# WORK INSTRUCTIONS
Retype each of the lines below without changing anything.

*** ENTRIES SHOWN

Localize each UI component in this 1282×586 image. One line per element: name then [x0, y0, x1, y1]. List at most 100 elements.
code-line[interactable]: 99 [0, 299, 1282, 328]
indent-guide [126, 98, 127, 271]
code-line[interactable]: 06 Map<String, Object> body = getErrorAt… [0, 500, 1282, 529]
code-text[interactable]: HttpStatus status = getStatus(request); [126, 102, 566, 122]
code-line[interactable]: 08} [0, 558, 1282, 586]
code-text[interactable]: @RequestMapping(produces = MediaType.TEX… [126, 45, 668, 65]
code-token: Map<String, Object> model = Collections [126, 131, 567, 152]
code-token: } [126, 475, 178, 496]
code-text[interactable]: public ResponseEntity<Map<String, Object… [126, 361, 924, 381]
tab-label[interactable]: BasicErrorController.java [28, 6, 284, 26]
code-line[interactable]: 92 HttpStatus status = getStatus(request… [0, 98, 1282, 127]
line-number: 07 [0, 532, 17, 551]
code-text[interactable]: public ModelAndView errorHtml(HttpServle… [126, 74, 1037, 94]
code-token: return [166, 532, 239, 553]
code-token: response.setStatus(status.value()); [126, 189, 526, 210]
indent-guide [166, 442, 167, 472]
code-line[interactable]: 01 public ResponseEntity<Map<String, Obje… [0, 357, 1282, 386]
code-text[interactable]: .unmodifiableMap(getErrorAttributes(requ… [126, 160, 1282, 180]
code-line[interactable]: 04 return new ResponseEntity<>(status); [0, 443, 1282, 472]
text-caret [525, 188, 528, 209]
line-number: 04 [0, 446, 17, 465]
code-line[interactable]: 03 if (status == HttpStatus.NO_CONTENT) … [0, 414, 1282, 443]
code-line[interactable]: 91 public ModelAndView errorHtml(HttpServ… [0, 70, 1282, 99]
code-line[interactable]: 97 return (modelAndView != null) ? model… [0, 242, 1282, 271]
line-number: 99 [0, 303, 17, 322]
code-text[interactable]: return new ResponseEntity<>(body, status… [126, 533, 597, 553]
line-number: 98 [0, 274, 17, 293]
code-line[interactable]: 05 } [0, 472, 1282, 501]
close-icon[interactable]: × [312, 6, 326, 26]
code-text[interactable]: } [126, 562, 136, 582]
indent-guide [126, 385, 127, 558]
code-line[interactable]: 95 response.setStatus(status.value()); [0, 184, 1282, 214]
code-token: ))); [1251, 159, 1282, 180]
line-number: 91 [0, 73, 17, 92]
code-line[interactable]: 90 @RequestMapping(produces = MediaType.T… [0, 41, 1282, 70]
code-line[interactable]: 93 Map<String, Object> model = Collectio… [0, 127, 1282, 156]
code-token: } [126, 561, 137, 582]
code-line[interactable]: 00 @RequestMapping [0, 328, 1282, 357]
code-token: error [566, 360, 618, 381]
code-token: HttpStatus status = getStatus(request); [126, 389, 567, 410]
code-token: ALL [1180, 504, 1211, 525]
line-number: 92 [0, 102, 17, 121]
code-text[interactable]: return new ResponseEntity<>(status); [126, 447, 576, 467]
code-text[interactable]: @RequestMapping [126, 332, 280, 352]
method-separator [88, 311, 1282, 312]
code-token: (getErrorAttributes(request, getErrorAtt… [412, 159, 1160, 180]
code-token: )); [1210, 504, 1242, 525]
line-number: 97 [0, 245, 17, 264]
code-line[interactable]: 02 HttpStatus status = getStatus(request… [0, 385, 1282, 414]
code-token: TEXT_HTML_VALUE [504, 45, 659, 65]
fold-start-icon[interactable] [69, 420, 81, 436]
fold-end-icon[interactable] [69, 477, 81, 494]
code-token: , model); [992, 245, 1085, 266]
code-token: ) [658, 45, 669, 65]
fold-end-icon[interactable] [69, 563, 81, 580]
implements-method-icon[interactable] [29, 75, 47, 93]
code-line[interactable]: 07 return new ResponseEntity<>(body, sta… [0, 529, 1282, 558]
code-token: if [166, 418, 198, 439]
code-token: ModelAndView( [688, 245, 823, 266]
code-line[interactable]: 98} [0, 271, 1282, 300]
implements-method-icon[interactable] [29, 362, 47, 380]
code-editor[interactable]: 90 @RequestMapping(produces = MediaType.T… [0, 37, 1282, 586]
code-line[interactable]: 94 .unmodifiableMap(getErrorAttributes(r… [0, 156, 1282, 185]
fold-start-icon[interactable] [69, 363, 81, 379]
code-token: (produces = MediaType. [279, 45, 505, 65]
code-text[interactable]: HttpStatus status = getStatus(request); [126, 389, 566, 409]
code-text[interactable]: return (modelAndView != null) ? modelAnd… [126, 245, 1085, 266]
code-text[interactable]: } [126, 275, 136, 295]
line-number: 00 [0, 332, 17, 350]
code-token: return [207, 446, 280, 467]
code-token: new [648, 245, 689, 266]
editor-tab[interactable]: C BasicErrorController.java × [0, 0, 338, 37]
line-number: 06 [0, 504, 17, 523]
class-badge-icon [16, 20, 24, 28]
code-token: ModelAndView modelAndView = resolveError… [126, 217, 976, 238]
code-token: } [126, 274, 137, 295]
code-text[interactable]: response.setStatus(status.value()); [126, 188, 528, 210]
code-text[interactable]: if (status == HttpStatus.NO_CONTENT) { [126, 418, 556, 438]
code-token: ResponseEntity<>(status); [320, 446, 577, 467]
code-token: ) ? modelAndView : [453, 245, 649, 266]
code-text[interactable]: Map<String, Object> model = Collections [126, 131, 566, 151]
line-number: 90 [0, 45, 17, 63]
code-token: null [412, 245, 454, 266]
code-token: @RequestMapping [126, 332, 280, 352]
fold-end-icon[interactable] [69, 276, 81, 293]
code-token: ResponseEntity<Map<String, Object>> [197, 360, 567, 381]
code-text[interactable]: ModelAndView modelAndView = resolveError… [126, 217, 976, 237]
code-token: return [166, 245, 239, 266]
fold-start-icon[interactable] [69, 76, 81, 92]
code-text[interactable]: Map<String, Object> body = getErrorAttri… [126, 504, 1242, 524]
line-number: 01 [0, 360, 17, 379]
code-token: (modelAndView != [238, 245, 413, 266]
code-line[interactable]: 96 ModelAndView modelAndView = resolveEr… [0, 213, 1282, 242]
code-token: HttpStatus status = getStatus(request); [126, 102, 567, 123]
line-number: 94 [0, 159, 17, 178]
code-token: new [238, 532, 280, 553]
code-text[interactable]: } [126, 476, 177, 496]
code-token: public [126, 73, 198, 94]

******

# SOLUTION TO THIS TASK
Localize each UI component in this 1282×586 image. One line per element: name then [x0, y0, x1, y1]. List at most 100 elements.
code-line[interactable]: 99 [0, 299, 1282, 328]
indent-guide [126, 98, 127, 271]
code-line[interactable]: 06 Map<String, Object> body = getErrorAt… [0, 500, 1282, 529]
code-text[interactable]: HttpStatus status = getStatus(request); [126, 102, 566, 122]
code-line[interactable]: 08} [0, 558, 1282, 586]
code-text[interactable]: @RequestMapping(produces = MediaType.TEX… [126, 45, 668, 65]
code-token: Map<String, Object> model = Collections [126, 131, 567, 152]
code-token: } [126, 475, 178, 496]
code-text[interactable]: public ResponseEntity<Map<String, Object… [126, 361, 924, 381]
tab-label[interactable]: BasicErrorController.java [28, 6, 284, 26]
code-line[interactable]: 92 HttpStatus status = getStatus(request… [0, 98, 1282, 127]
line-number: 07 [0, 532, 17, 551]
code-text[interactable]: public ModelAndView errorHtml(HttpServle… [126, 74, 1037, 94]
code-token: return [166, 532, 239, 553]
code-token: response.setStatus(status.value()); [126, 189, 526, 210]
indent-guide [166, 442, 167, 472]
code-line[interactable]: 01 public ResponseEntity<Map<String, Obje… [0, 357, 1282, 386]
code-text[interactable]: .unmodifiableMap(getErrorAttributes(requ… [126, 160, 1282, 180]
code-line[interactable]: 04 return new ResponseEntity<>(status); [0, 443, 1282, 472]
text-caret [525, 188, 528, 209]
line-number: 04 [0, 446, 17, 465]
code-line[interactable]: 03 if (status == HttpStatus.NO_CONTENT) … [0, 414, 1282, 443]
code-line[interactable]: 91 public ModelAndView errorHtml(HttpServ… [0, 70, 1282, 99]
code-line[interactable]: 97 return (modelAndView != null) ? model… [0, 242, 1282, 271]
line-number: 99 [0, 303, 17, 322]
code-text[interactable]: return new ResponseEntity<>(body, status… [126, 533, 597, 553]
line-number: 98 [0, 274, 17, 293]
code-line[interactable]: 05 } [0, 472, 1282, 501]
close-icon[interactable]: × [312, 6, 326, 26]
code-text[interactable]: } [126, 562, 136, 582]
indent-guide [126, 385, 127, 558]
code-line[interactable]: 95 response.setStatus(status.value()); [0, 184, 1282, 214]
code-token: ))); [1251, 159, 1282, 180]
line-number: 91 [0, 73, 17, 92]
code-line[interactable]: 90 @RequestMapping(produces = MediaType.T… [0, 41, 1282, 70]
code-line[interactable]: 93 Map<String, Object> model = Collectio… [0, 127, 1282, 156]
code-token: } [126, 561, 137, 582]
code-line[interactable]: 00 @RequestMapping [0, 328, 1282, 357]
code-token: error [566, 360, 618, 381]
code-token: HttpStatus status = getStatus(request); [126, 389, 567, 410]
code-token: ALL [1180, 504, 1211, 525]
line-number: 92 [0, 102, 17, 121]
code-text[interactable]: return new ResponseEntity<>(status); [126, 447, 576, 467]
code-text[interactable]: @RequestMapping [126, 332, 280, 352]
method-separator [88, 311, 1282, 312]
code-token: (getErrorAttributes(request, getErrorAtt… [412, 159, 1160, 180]
code-token: )); [1210, 504, 1242, 525]
line-number: 97 [0, 245, 17, 264]
code-line[interactable]: 02 HttpStatus status = getStatus(request… [0, 385, 1282, 414]
code-token: TEXT_HTML_VALUE [504, 45, 659, 65]
fold-start-icon[interactable] [69, 420, 81, 436]
fold-end-icon[interactable] [69, 477, 81, 494]
code-token: , model); [992, 245, 1085, 266]
code-token: ) [658, 45, 669, 65]
fold-end-icon[interactable] [69, 563, 81, 580]
implements-method-icon[interactable] [29, 75, 47, 93]
code-line[interactable]: 07 return new ResponseEntity<>(body, sta… [0, 529, 1282, 558]
code-token: if [166, 418, 198, 439]
code-token: ModelAndView( [688, 245, 823, 266]
code-line[interactable]: 98} [0, 271, 1282, 300]
implements-method-icon[interactable] [29, 362, 47, 380]
code-editor[interactable]: 90 @RequestMapping(produces = MediaType.T… [0, 37, 1282, 586]
code-line[interactable]: 94 .unmodifiableMap(getErrorAttributes(r… [0, 156, 1282, 185]
fold-start-icon[interactable] [69, 363, 81, 379]
code-token: (produces = MediaType. [279, 45, 505, 65]
code-text[interactable]: HttpStatus status = getStatus(request); [126, 389, 566, 409]
code-text[interactable]: return (modelAndView != null) ? modelAnd… [126, 245, 1085, 266]
code-text[interactable]: } [126, 275, 136, 295]
line-number: 00 [0, 332, 17, 350]
code-token: return [207, 446, 280, 467]
code-token: new [648, 245, 689, 266]
editor-tab[interactable]: C BasicErrorController.java × [0, 0, 338, 37]
line-number: 06 [0, 504, 17, 523]
class-badge-icon [16, 20, 24, 28]
code-token: ModelAndView modelAndView = resolveError… [126, 217, 976, 238]
code-token: } [126, 274, 137, 295]
code-text[interactable]: response.setStatus(status.value()); [126, 188, 528, 210]
code-text[interactable]: if (status == HttpStatus.NO_CONTENT) { [126, 418, 556, 438]
code-token: ResponseEntity<>(status); [320, 446, 577, 467]
code-token: ) ? modelAndView : [453, 245, 649, 266]
code-text[interactable]: Map<String, Object> model = Collections [126, 131, 566, 151]
line-number: 90 [0, 45, 17, 63]
code-token: null [412, 245, 454, 266]
code-token: @RequestMapping [126, 332, 280, 352]
fold-end-icon[interactable] [69, 276, 81, 293]
code-token: ResponseEntity<Map<String, Object>> [197, 360, 567, 381]
code-text[interactable]: ModelAndView modelAndView = resolveError… [126, 217, 976, 237]
code-token: return [166, 245, 239, 266]
fold-start-icon[interactable] [69, 76, 81, 92]
code-text[interactable]: Map<String, Object> body = getErrorAttri… [126, 504, 1242, 524]
line-number: 01 [0, 360, 17, 379]
code-token: (modelAndView != [238, 245, 413, 266]
code-line[interactable]: 96 ModelAndView modelAndView = resolveEr… [0, 213, 1282, 242]
code-token: HttpStatus status = getStatus(request); [126, 102, 567, 123]
line-number: 94 [0, 159, 17, 178]
code-token: new [238, 532, 280, 553]
code-text[interactable]: } [126, 476, 177, 496]
code-token: public [126, 73, 198, 94]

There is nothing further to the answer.